**Listed entries**
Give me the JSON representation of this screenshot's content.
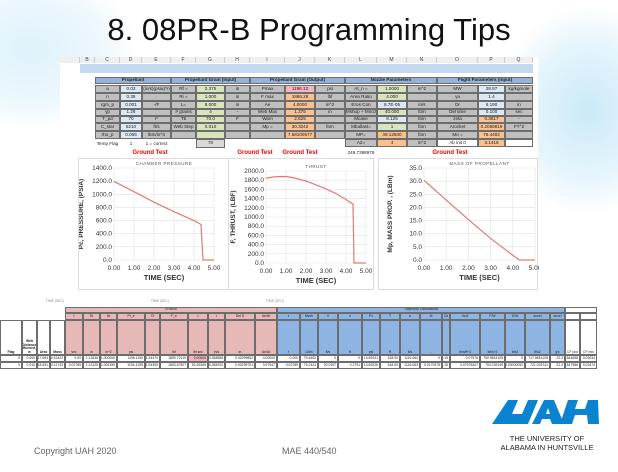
{
  "slide": {
    "title": "8. 08PR-B Programming Tips",
    "footer_left": "Copyright UAH 2020",
    "footer_center": "MAE 440/540",
    "logo": {
      "mark": "UAH",
      "line1": "THE UNIVERSITY OF",
      "line2": "ALABAMA IN HUNTSVILLE",
      "color": "#0a84d0"
    }
  },
  "colors": {
    "section_header": "#95b3d7",
    "label_cell": "#bfbfbf",
    "input_blue": "#dbe9f5",
    "input_green": "#d8e4bc",
    "output_orange": "#fac090",
    "highlight_pink": "#f4b6c2",
    "erosion": "#e6b8b7",
    "trajectory": "#8eb4e3",
    "series": "#e07b74"
  },
  "sheet": {
    "columns": [
      "B",
      "C",
      "D",
      "E",
      "F",
      "G",
      "H",
      "I",
      "J",
      "K",
      "L",
      "M",
      "N",
      "O",
      "P",
      "Q"
    ],
    "sections": [
      {
        "title": "Propellant",
        "rows": [
          [
            "a",
            "0.03",
            "(in/s)(psia)^n"
          ],
          [
            "n",
            "0.35",
            ""
          ],
          [
            "rgm_p",
            "0.001",
            "-/F"
          ],
          [
            "γp",
            "1.26",
            ""
          ],
          [
            "T_pd",
            "70",
            "F"
          ],
          [
            "C_star",
            "5210",
            "ft/s"
          ],
          [
            "rho_p",
            "0.065",
            "lbm/in^3"
          ]
        ]
      },
      {
        "title": "Propellant Grain (Input)",
        "rows": [
          [
            "Rf =",
            "2.375",
            "in"
          ],
          [
            "Ri =",
            "1.000",
            "in"
          ],
          [
            "L=",
            "8.000",
            "in"
          ],
          [
            "# grains",
            "4",
            "-"
          ],
          [
            "Tb",
            "70.0",
            "F"
          ],
          [
            "Web Step",
            "0.010",
            ""
          ],
          [
            "",
            "",
            ""
          ]
        ]
      },
      {
        "title": "Propellant Grain (Output)",
        "rows": [
          [
            "Pmax",
            "1196.12",
            "psi"
          ],
          [
            "F max",
            "1886.28",
            "lbf"
          ],
          [
            "Ae",
            "4.0000",
            "in^2"
          ],
          [
            "Web Max",
            "1.375",
            "in"
          ],
          [
            "Wam",
            "2.625",
            ""
          ],
          [
            "Mp =",
            "30.3242",
            "lbm"
          ],
          [
            "",
            "7.58100577",
            ""
          ]
        ]
      },
      {
        "title": "Nozzle Parameters",
        "rows": [
          [
            "At_n =",
            "1.0000",
            "in^2"
          ],
          [
            "Area Ratio",
            "4.000",
            ""
          ],
          [
            "Eros Con",
            "8.7E-05",
            "in/s"
          ],
          [
            "Mshup + Mnoz",
            "40.000",
            "lbm"
          ],
          [
            "Mcase",
            "8.125",
            "lbm"
          ],
          [
            "Mballast=",
            "1",
            "lbm"
          ],
          [
            "MP=",
            "49.12500",
            "lbm"
          ],
          [
            "A2=",
            "4",
            "in^2"
          ]
        ]
      },
      {
        "title": "Flight Parameters (Input)",
        "rows": [
          [
            "MW",
            "28.97",
            "kg/kgmole"
          ],
          [
            "γa",
            "1.4",
            ""
          ],
          [
            "Dr",
            "6.190",
            "in"
          ],
          [
            "Del time",
            "0.100",
            "sec"
          ],
          [
            "zeta",
            "0.3817",
            "-"
          ],
          [
            "Arocket",
            "0.2089819",
            "FT^2"
          ],
          [
            "Mo =",
            "79.4492",
            ""
          ],
          [
            "Ab init 0",
            "3.1416",
            ""
          ]
        ]
      }
    ],
    "temp_flag": {
      "label": "Temp Flag",
      "value": "1",
      "note": "1 = correct",
      "tb": "70"
    },
    "ground_test": "Ground Test",
    "extra_value": "249.7398979"
  },
  "chart_data": [
    {
      "type": "line",
      "title": "CHAMBER PRESSURE",
      "xlabel": "TIME  (SEC)",
      "ylabel": "Pc, PRESSURE, (PSIA)",
      "xlim": [
        0,
        5
      ],
      "ylim": [
        0,
        1400
      ],
      "xticks": [
        "0.00",
        "1.00",
        "2.00",
        "3.00",
        "4.00",
        "5.00"
      ],
      "yticks": [
        "0.0",
        "200.0",
        "400.0",
        "600.0",
        "800.0",
        "1000.0",
        "1200.0",
        "1400.0"
      ],
      "grid": true,
      "x": [
        0,
        1,
        2,
        3,
        4,
        4.35,
        4.45,
        5
      ],
      "y": [
        1196,
        1040,
        880,
        735,
        600,
        540,
        0,
        0
      ]
    },
    {
      "type": "line",
      "title": "THRUST",
      "xlabel": "TIME  (SEC)",
      "ylabel": "F, THRUST, (LBF)",
      "xlim": [
        0,
        5
      ],
      "ylim": [
        0,
        2000
      ],
      "xticks": [
        "0.00",
        "1.00",
        "2.00",
        "3.00",
        "4.00",
        "5.00"
      ],
      "yticks": [
        "0.0",
        "200.0",
        "400.0",
        "600.0",
        "800.0",
        "1000.0",
        "1200.0",
        "1400.0",
        "1600.0",
        "1800.0",
        "2000.0"
      ],
      "grid": true,
      "x": [
        0,
        0.5,
        1,
        1.5,
        2,
        2.5,
        3,
        3.5,
        4,
        4.35,
        4.4,
        5
      ],
      "y": [
        1845,
        1878,
        1880,
        1840,
        1780,
        1700,
        1610,
        1510,
        1380,
        1280,
        0,
        0
      ]
    },
    {
      "type": "line",
      "title": "MASS OF PROPELLANT",
      "xlabel": "TIME  (SEC)",
      "ylabel": "Mp, MASS PROP. , (LBm)",
      "xlim": [
        0,
        5
      ],
      "ylim": [
        0,
        35
      ],
      "xticks": [
        "0.00",
        "1.00",
        "2.00",
        "3.00",
        "4.00",
        "5.00"
      ],
      "yticks": [
        "0.0",
        "5.0",
        "10.0",
        "15.0",
        "20.0",
        "25.0",
        "30.0",
        "35.0"
      ],
      "grid": true,
      "x": [
        0,
        1,
        2,
        3,
        4,
        4.3,
        5
      ],
      "y": [
        30.3,
        22.8,
        15.4,
        8.2,
        1.8,
        0,
        0
      ]
    }
  ],
  "bottom_table": {
    "axis_labels": [
      "TIME (SEC)",
      "TIME (SEC)",
      "TIME (SEC)"
    ],
    "erosion_title": "Erosion",
    "trajectory_title": "Trajectory Calculations",
    "left_headers": [
      "Flag",
      "Web Distance Burned, w",
      "Area",
      "Mass"
    ],
    "erosion_headers": [
      "t",
      "Dt",
      "At",
      "Pt_e",
      "Cf",
      "F_e",
      "I",
      "r",
      "Del D",
      "Ae/At"
    ],
    "erosion_units": [
      "sec",
      "in",
      "in^2",
      "psi",
      "-",
      "lbf",
      "lbf sec",
      "in/s",
      "in",
      "Ae/At"
    ],
    "trajectory_headers": [
      "t",
      "Mveh",
      "V",
      "h",
      "P1",
      "T",
      "a",
      "M",
      "Cd",
      "rho2",
      "F/W",
      "D/W",
      "accel",
      "accel",
      "",
      ""
    ],
    "trajectory_units": [
      "t",
      "LBm",
      "ft/s",
      "ft",
      "psi",
      "R",
      "ft/s",
      "-",
      "-",
      "lbm/ft^3",
      "lbf/s^2",
      "ft/s2",
      "ft/s2",
      "g's",
      "CF plot",
      "CF min"
    ],
    "rows": [
      [
        "0",
        "0.000",
        "317.694",
        "30.32422",
        "0.00",
        "1.12636",
        "1.000000",
        "1196.1196",
        "1.54470",
        "1850.72119",
        "0.00000",
        "0.358588",
        "0.00299852",
        "4.00000",
        "0.000",
        "79.4492",
        "0",
        "0",
        "14.69241",
        "518.00",
        "1116.064",
        "0",
        "0.15",
        "0.07576",
        "750.9834105",
        "0",
        "717.9834105",
        "22.3",
        "1.544698",
        "0.03034"
      ],
      [
        "0",
        "0.010",
        "318.691",
        "30.11743",
        "0.02789",
        "1.13125",
        "1.005159",
        "1194.4195",
        "1.54390",
        "1853.67507",
        "51.65269",
        "0.358200",
        "0.00299701",
        "3.97947",
        "0.02789",
        "79.2424",
        "20.0197",
        "0.2791",
        "14.69226",
        "518.00",
        "1116.063",
        "0.0179378",
        "0.15",
        "0.07576447",
        "753.239149",
        "0.00000092",
        "721.033741",
        "22.4",
        "1.547986",
        "0.03474"
      ]
    ]
  }
}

**The problem**
Identify the lines of the data that contain the word "ylabel". Copy each of them.

**Worked solution**
      "ylabel": "Pc, PRESSURE, (PSIA)",
      "ylabel": "F, THRUST, (LBF)",
      "ylabel": "Mp, MASS PROP. , (LBm)",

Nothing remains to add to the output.